━━━━━ Records provided ━━━━━

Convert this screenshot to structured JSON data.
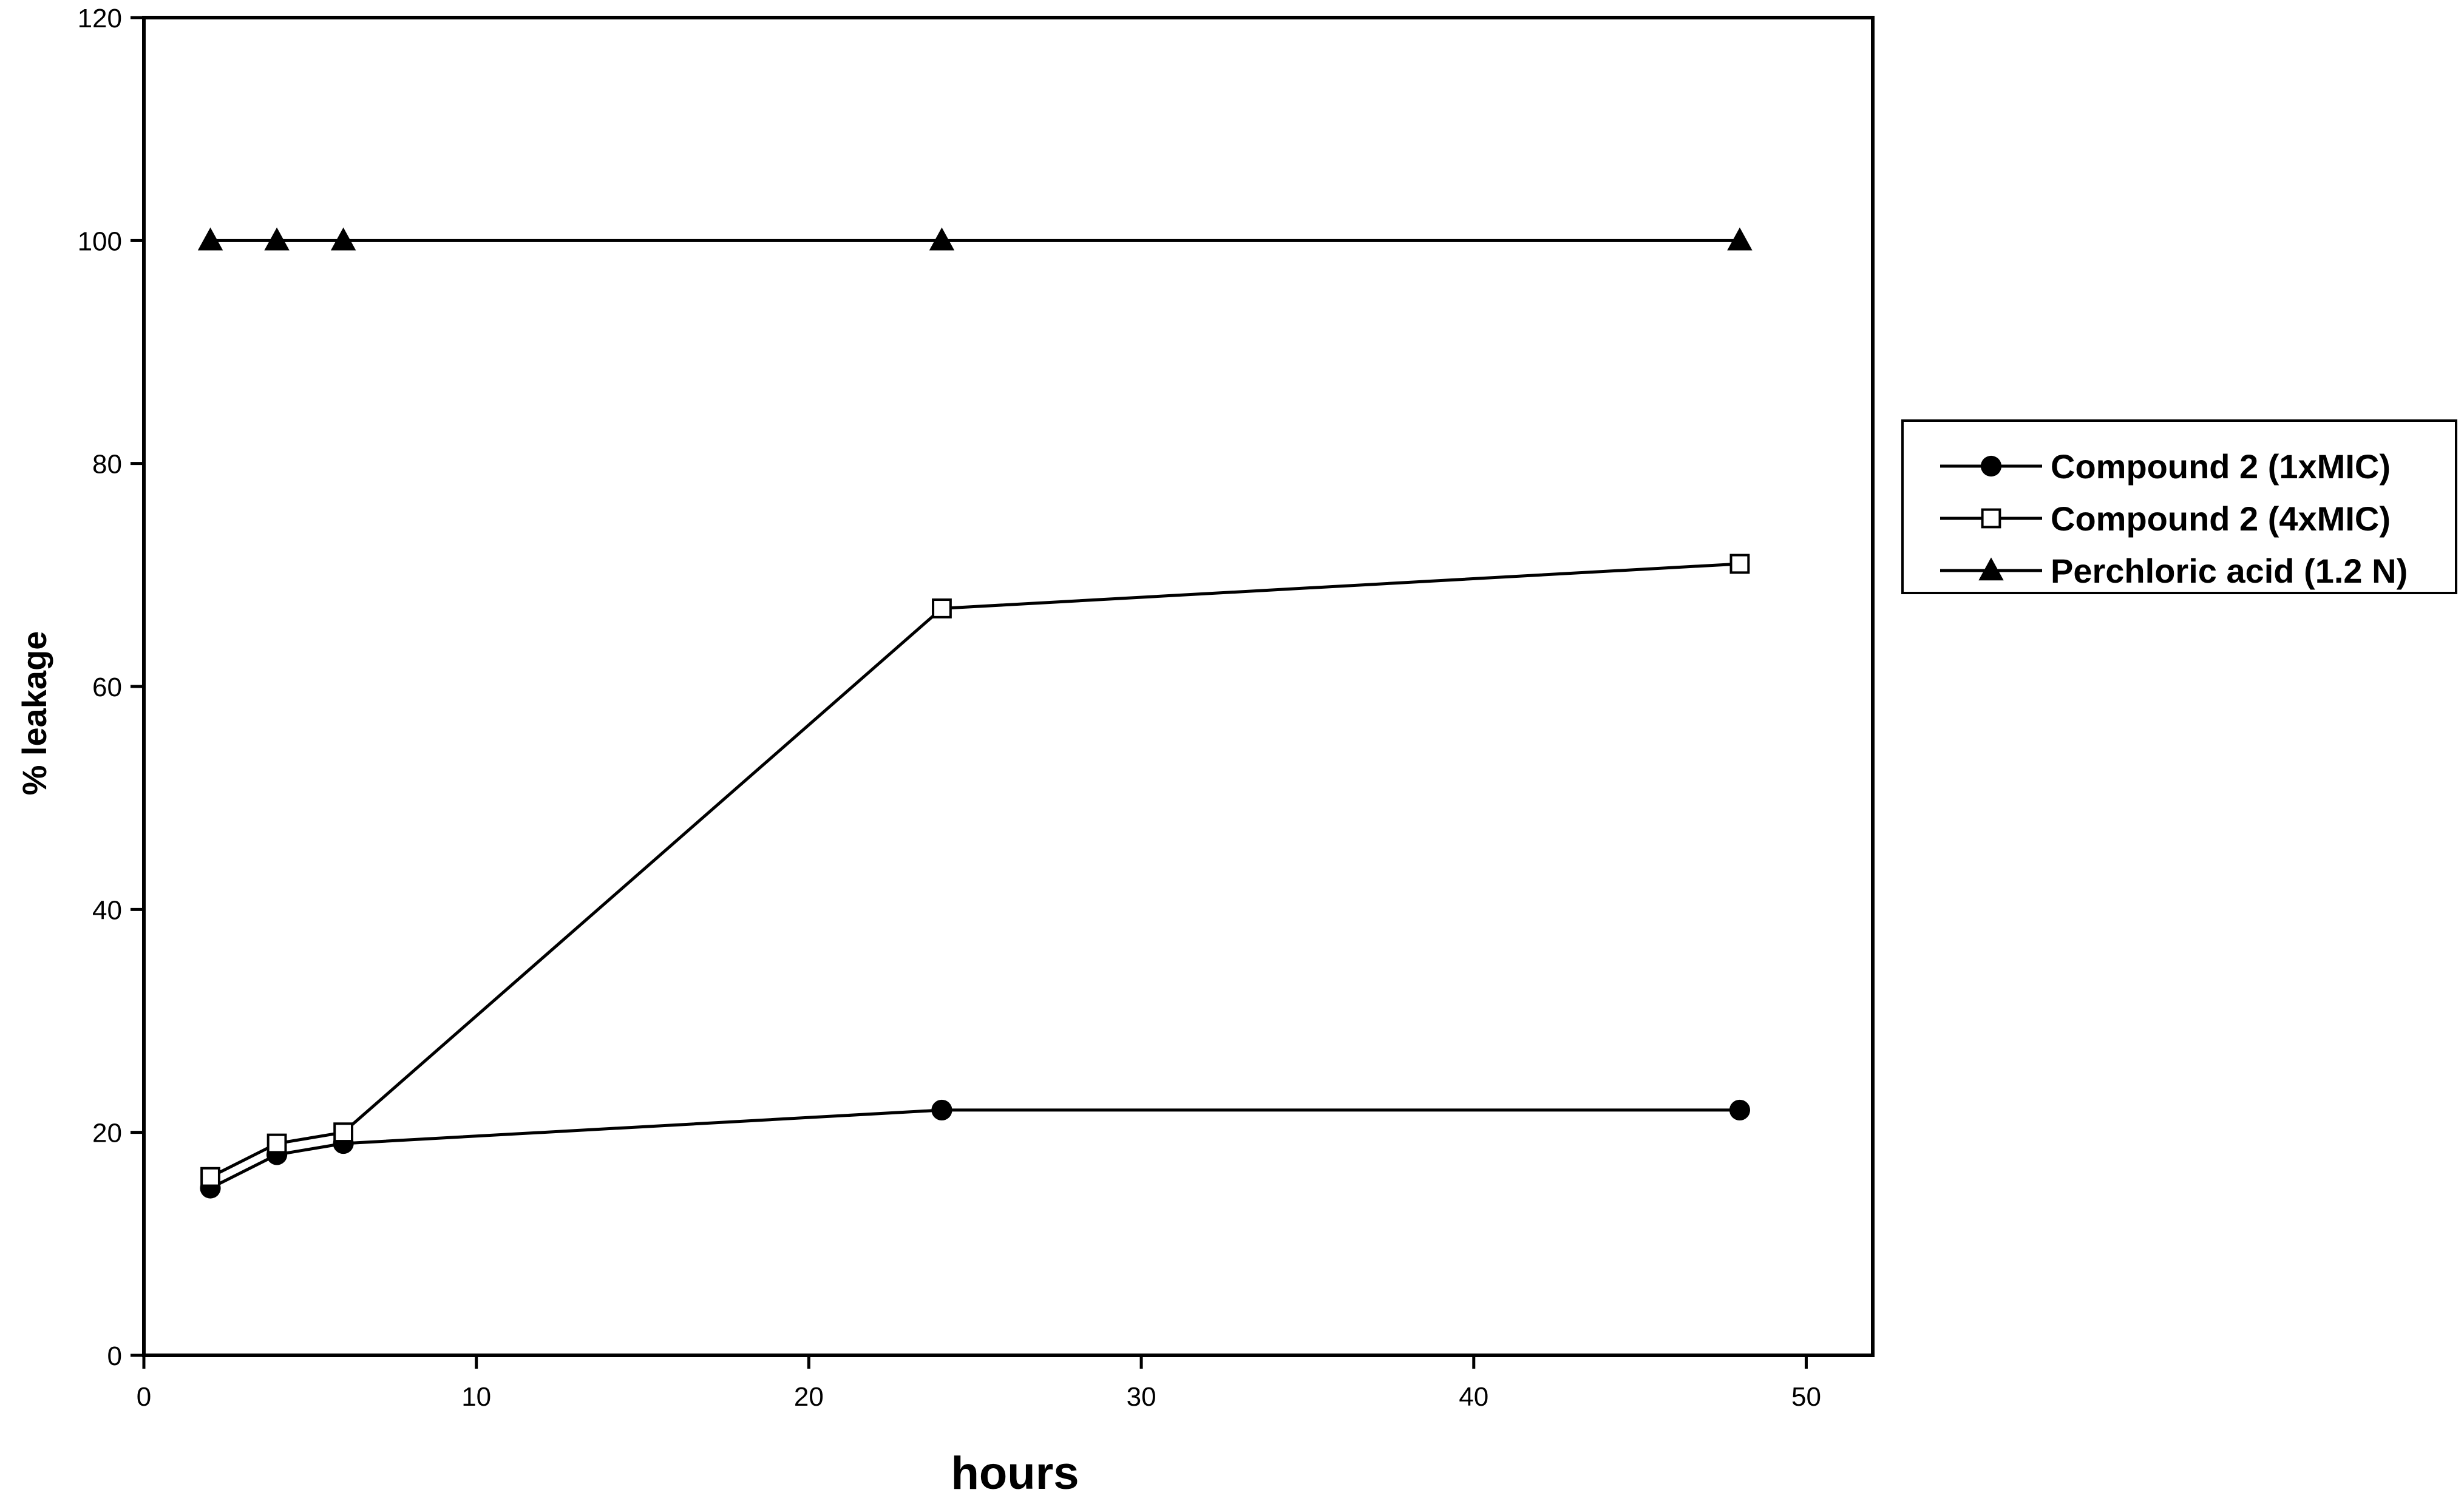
{
  "chart_data": {
    "type": "line",
    "title": "",
    "xlabel": "hours",
    "ylabel": "% leakage",
    "xlim": [
      0,
      52
    ],
    "ylim": [
      0,
      120
    ],
    "xticks": [
      0,
      10,
      20,
      30,
      40,
      50
    ],
    "yticks": [
      0,
      20,
      40,
      60,
      80,
      100,
      120
    ],
    "grid": false,
    "legend_position": "right",
    "series": [
      {
        "name": "Compound 2 (1xMIC)",
        "marker": "filled-circle",
        "color": "#000000",
        "x": [
          2,
          4,
          6,
          24,
          48
        ],
        "y": [
          15,
          18,
          19,
          22,
          22
        ]
      },
      {
        "name": "Compound 2 (4xMIC)",
        "marker": "open-square",
        "color": "#000000",
        "x": [
          2,
          4,
          6,
          24,
          48
        ],
        "y": [
          16,
          19,
          20,
          67,
          71
        ]
      },
      {
        "name": "Perchloric acid (1.2 N)",
        "marker": "filled-triangle",
        "color": "#000000",
        "x": [
          2,
          4,
          6,
          24,
          48
        ],
        "y": [
          100,
          100,
          100,
          100,
          100
        ]
      }
    ]
  }
}
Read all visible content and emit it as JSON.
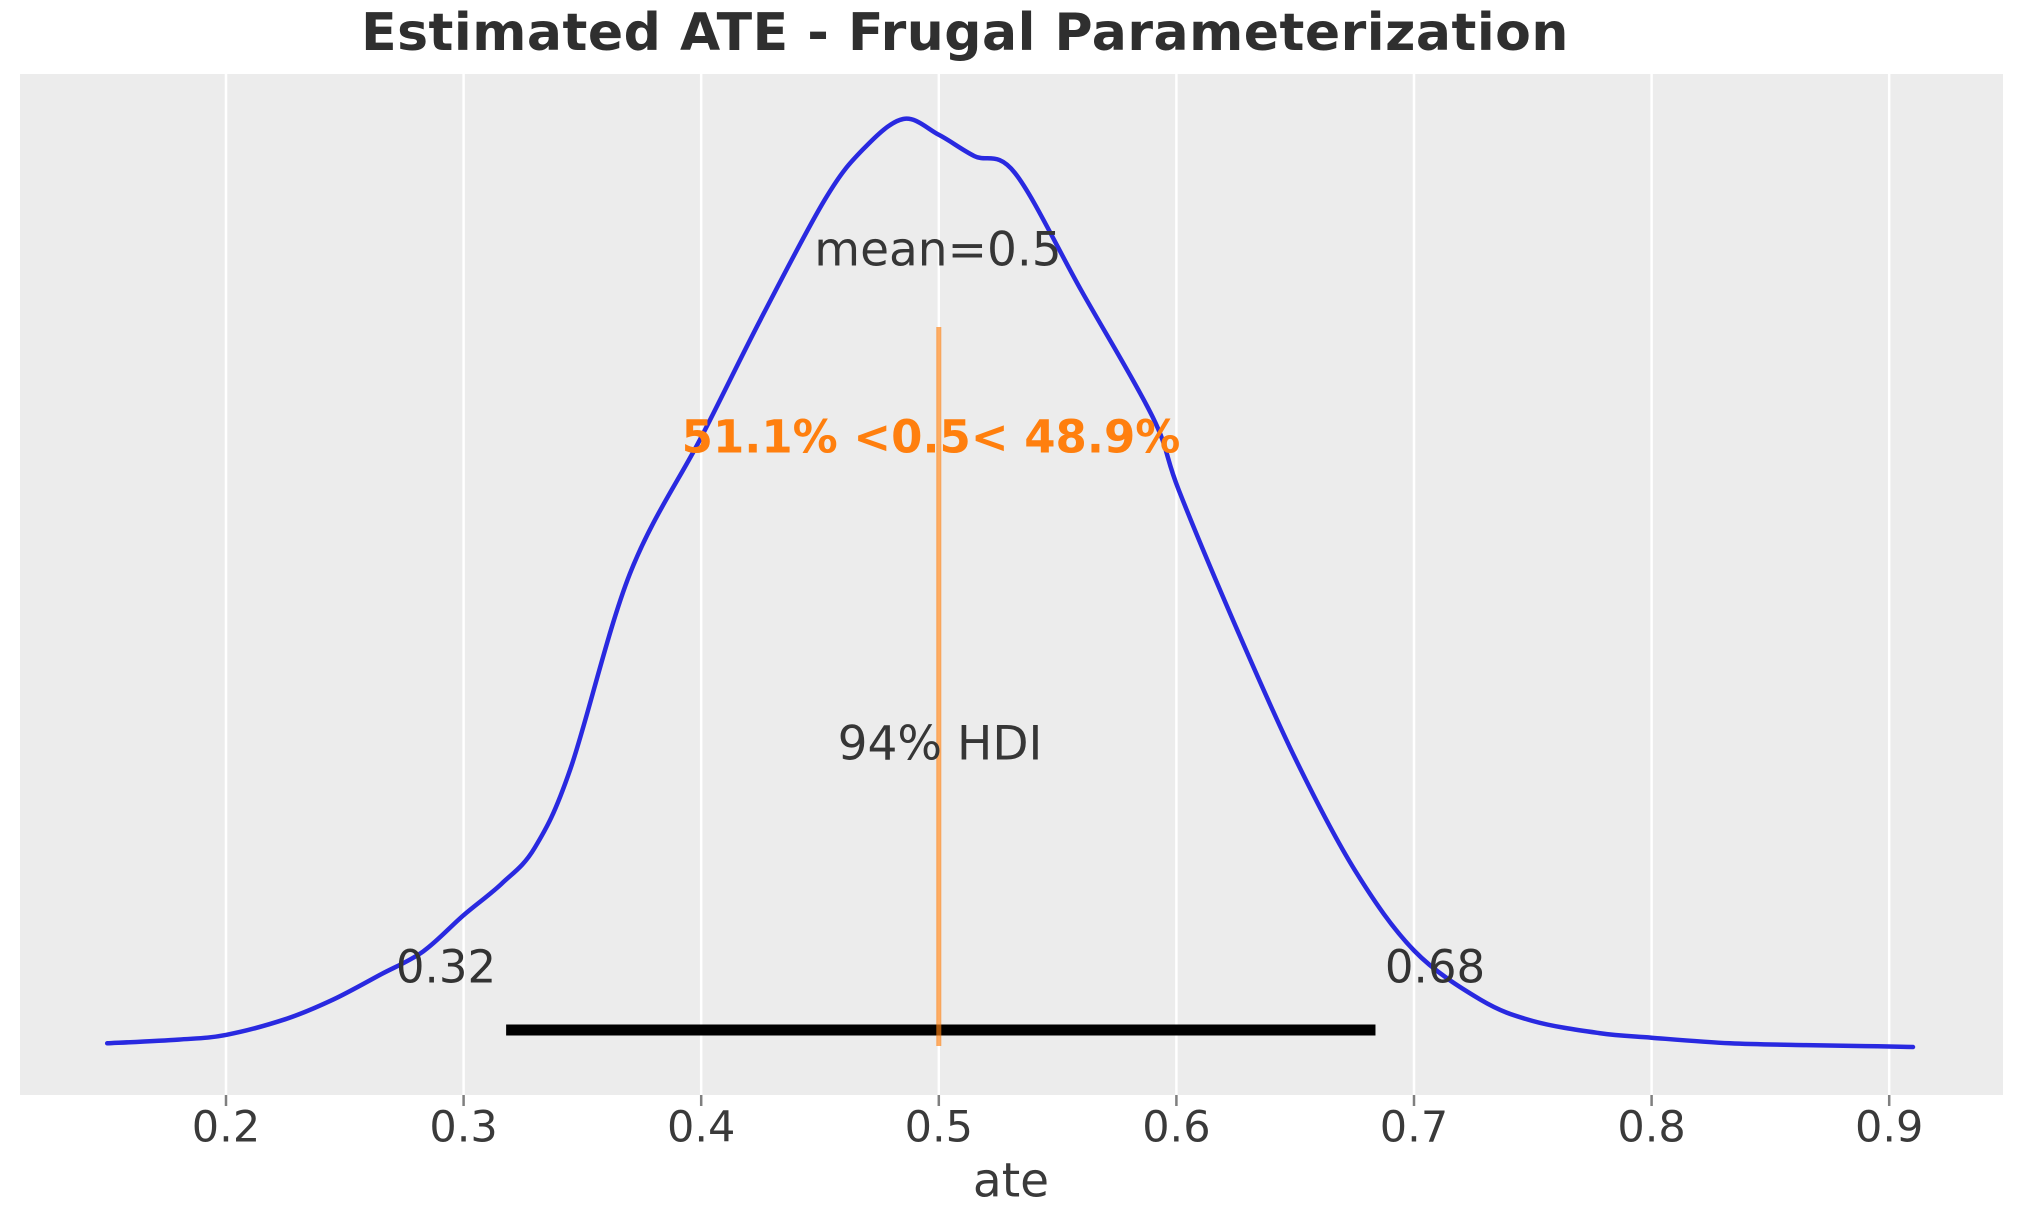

━━━━━

#### Problem details
Return a copy of every line that includes the word "name".

#### Answer below
        "name": "Compound 2 (1xMIC)",
        "name": "Compound 2 (4xMIC)",
        "name": "Perchloric acid (1.2 N)",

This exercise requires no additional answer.